Show each line that has the string "program" in it.

* Begin *

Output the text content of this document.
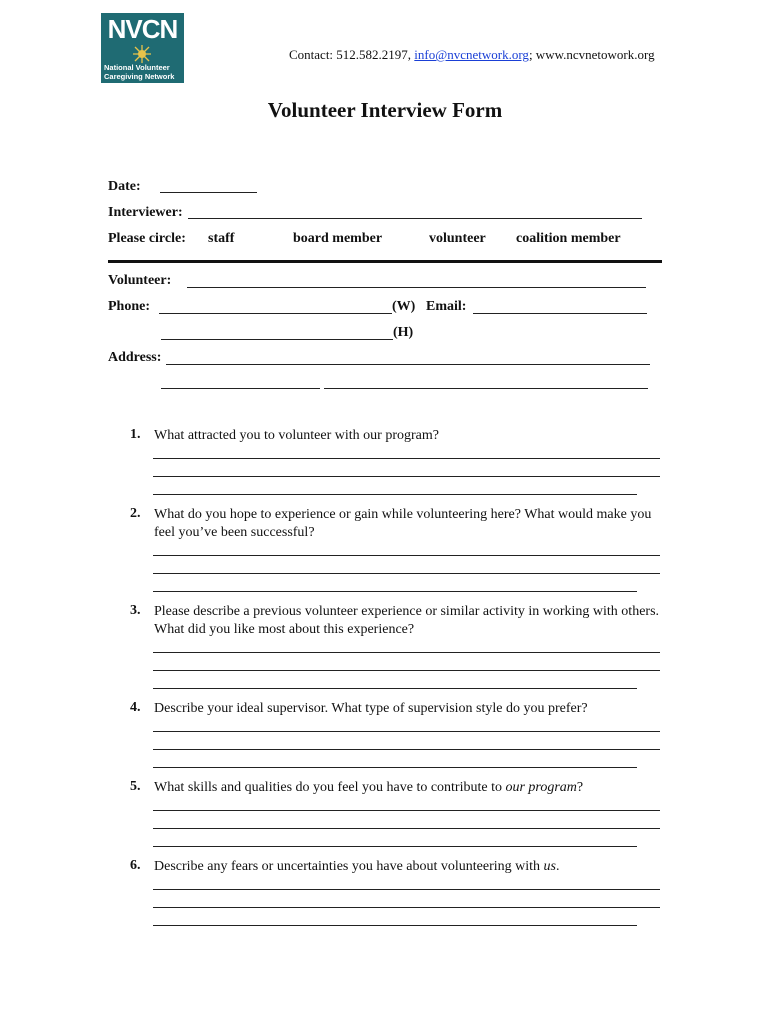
NVCN
National Volunteer
Caregiving Network
Contact: 512.582.2197, info@nvcnetwork.org; www.ncvnetowork.org
Volunteer Interview Form
Date:
Interviewer:
Please circle: staff	board member	volunteer coalition member
Volunteer:
Phone:	(W) Email:
(H)
Address:
1. What attracted you to volunteer with our program?
2. What do you hope to experience or gain while volunteering here? What would make you feel you’ve been successful?
3. Please describe a previous volunteer experience or similar activity in working with others. What did you like most about this experience?
4. Describe your ideal supervisor. What type of supervision style do you prefer?
5. What skills and qualities do you feel you have to contribute to our program?
6. Describe any fears or uncertainties you have about volunteering with us.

* End *

- **Problem solution**:
1. What attracted you to volunteer with our program?
5. What skills and qualities do you feel you have to contribute to our program?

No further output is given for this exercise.